TASK STATEMENT: Identify every line in the records below that contains the word "left", and reproduce each one.
--
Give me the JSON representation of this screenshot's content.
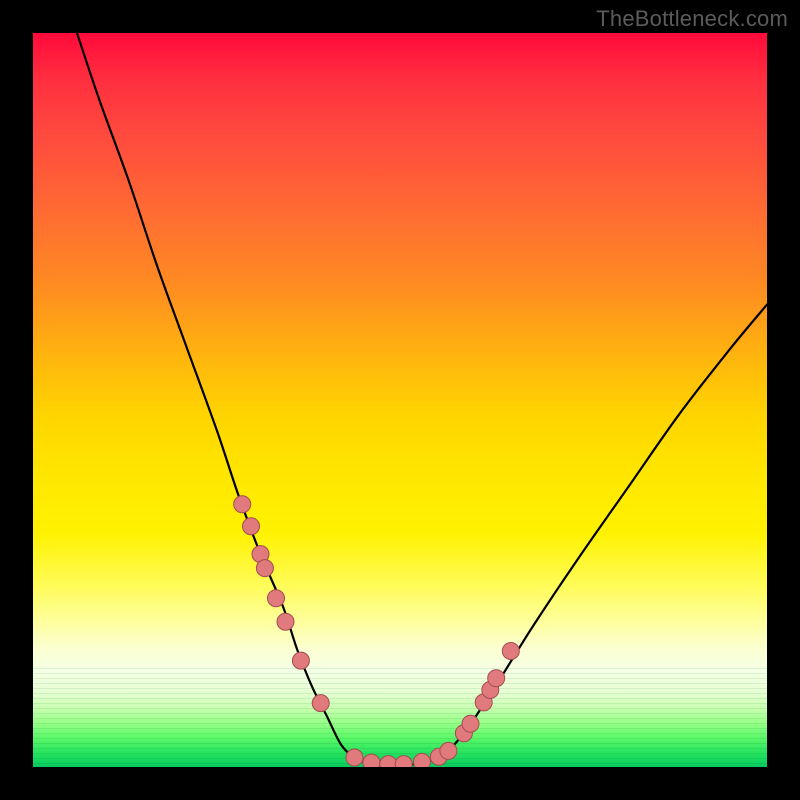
{
  "watermark": "TheBottleneck.com",
  "colors": {
    "dot_fill": "#e17a7c",
    "dot_stroke": "#a34c50",
    "curve": "#000000",
    "frame": "#000000"
  },
  "chart_data": {
    "type": "line",
    "title": "",
    "xlabel": "",
    "ylabel": "",
    "xlim": [
      0,
      100
    ],
    "ylim": [
      0,
      100
    ],
    "grid": false,
    "legend": false,
    "note": "Axes are unlabeled; values are estimated from pixel positions on a 0–100 normalized scale (origin at bottom-left).",
    "series": [
      {
        "name": "left-branch",
        "x": [
          6,
          9,
          13,
          17,
          21,
          25,
          28,
          31,
          34,
          36,
          38,
          40,
          42,
          44
        ],
        "y": [
          100,
          91,
          80,
          68,
          57,
          46,
          37,
          29,
          22,
          16,
          11,
          7,
          3,
          1
        ]
      },
      {
        "name": "valley-floor",
        "x": [
          44,
          46,
          48,
          50,
          52,
          54,
          56
        ],
        "y": [
          1,
          0.5,
          0.3,
          0.3,
          0.4,
          0.8,
          1.5
        ]
      },
      {
        "name": "right-branch",
        "x": [
          56,
          59,
          63,
          68,
          74,
          81,
          88,
          95,
          100
        ],
        "y": [
          1.5,
          5,
          11,
          19,
          28,
          38,
          48,
          57,
          63
        ]
      }
    ],
    "points": {
      "name": "highlighted-dots",
      "x": [
        28.5,
        29.7,
        31.0,
        31.6,
        33.1,
        34.4,
        36.5,
        39.2,
        43.8,
        46.1,
        48.4,
        50.5,
        53.0,
        55.3,
        56.6,
        58.7,
        59.6,
        61.4,
        62.3,
        63.1,
        65.1
      ],
      "y": [
        35.8,
        32.8,
        29.0,
        27.1,
        23.0,
        19.8,
        14.5,
        8.7,
        1.3,
        0.6,
        0.4,
        0.4,
        0.7,
        1.4,
        2.2,
        4.6,
        5.9,
        8.8,
        10.5,
        12.1,
        15.8
      ]
    },
    "background_gradient": {
      "orientation": "vertical",
      "stops": [
        {
          "pos": 0.0,
          "color": "#ff0a3a"
        },
        {
          "pos": 0.5,
          "color": "#ffd400"
        },
        {
          "pos": 0.82,
          "color": "#feff9a"
        },
        {
          "pos": 1.0,
          "color": "#07ca5e"
        }
      ]
    }
  }
}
--
REPLY:
    "note": "Axes are unlabeled; values are estimated from pixel positions on a 0–100 normalized scale (origin at bottom-left).",
        "name": "left-branch",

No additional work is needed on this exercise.